EXERCISE AIM – All entries given below are to be returned word for word.

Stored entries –

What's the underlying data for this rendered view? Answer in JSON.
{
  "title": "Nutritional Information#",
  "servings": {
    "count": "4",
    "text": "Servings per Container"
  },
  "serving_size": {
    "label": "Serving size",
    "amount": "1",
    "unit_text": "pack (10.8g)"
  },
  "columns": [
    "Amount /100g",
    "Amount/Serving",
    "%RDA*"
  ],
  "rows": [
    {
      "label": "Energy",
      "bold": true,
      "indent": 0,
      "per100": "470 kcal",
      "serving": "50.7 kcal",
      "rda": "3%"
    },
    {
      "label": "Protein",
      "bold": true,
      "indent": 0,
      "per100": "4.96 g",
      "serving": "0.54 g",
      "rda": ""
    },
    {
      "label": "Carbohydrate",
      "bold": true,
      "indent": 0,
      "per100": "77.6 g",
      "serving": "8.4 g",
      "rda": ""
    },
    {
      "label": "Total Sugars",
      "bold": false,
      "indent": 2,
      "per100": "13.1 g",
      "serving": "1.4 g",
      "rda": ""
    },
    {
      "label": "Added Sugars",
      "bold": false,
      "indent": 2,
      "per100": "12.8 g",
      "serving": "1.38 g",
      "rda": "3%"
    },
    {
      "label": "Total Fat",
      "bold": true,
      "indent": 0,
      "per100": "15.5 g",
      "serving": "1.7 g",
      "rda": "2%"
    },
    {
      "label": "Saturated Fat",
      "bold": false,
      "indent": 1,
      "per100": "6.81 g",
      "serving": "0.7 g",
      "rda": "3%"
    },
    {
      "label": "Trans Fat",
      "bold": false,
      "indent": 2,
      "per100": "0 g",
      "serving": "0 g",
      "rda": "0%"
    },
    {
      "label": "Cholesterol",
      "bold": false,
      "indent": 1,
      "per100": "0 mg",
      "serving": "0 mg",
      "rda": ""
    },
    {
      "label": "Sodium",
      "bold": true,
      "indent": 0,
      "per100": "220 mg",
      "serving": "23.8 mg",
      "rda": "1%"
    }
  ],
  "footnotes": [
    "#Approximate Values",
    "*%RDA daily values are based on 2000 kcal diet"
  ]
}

SOLUTION BELOW –
What's the underlying data for this rendered view? Answer in JSON.
{
  "title": "Nutritional Information#",
  "servings": {
    "count": "4",
    "text": "Servings per Container"
  },
  "serving_size": {
    "label": "Serving size",
    "amount": "1",
    "unit_text": "pack (10.8g)"
  },
  "columns": [
    "Amount /100g",
    "Amount/Serving",
    "%RDA*"
  ],
  "rows": [
    {
      "label": "Energy",
      "bold": true,
      "indent": 0,
      "per100": "470 kcal",
      "serving": "50.7 kcal",
      "rda": "3%"
    },
    {
      "label": "Protein",
      "bold": true,
      "indent": 0,
      "per100": "4.96 g",
      "serving": "0.54 g",
      "rda": ""
    },
    {
      "label": "Carbohydrate",
      "bold": true,
      "indent": 0,
      "per100": "77.6 g",
      "serving": "8.4 g",
      "rda": ""
    },
    {
      "label": "Total Sugars",
      "bold": false,
      "indent": 2,
      "per100": "13.1 g",
      "serving": "1.4 g",
      "rda": ""
    },
    {
      "label": "Added Sugars",
      "bold": false,
      "indent": 2,
      "per100": "12.8 g",
      "serving": "1.38 g",
      "rda": "3%"
    },
    {
      "label": "Total Fat",
      "bold": true,
      "indent": 0,
      "per100": "15.5 g",
      "serving": "1.7 g",
      "rda": "2%"
    },
    {
      "label": "Saturated Fat",
      "bold": false,
      "indent": 1,
      "per100": "6.81 g",
      "serving": "0.7 g",
      "rda": "3%"
    },
    {
      "label": "Trans Fat",
      "bold": false,
      "indent": 2,
      "per100": "0 g",
      "serving": "0 g",
      "rda": "0%"
    },
    {
      "label": "Cholesterol",
      "bold": false,
      "indent": 1,
      "per100": "0 mg",
      "serving": "0 mg",
      "rda": ""
    },
    {
      "label": "Sodium",
      "bold": true,
      "indent": 0,
      "per100": "220 mg",
      "serving": "23.8 mg",
      "rda": "1%"
    }
  ],
  "footnotes": [
    "#Approximate Values",
    "*%RDA daily values are based on 2000 kcal diet"
  ]
}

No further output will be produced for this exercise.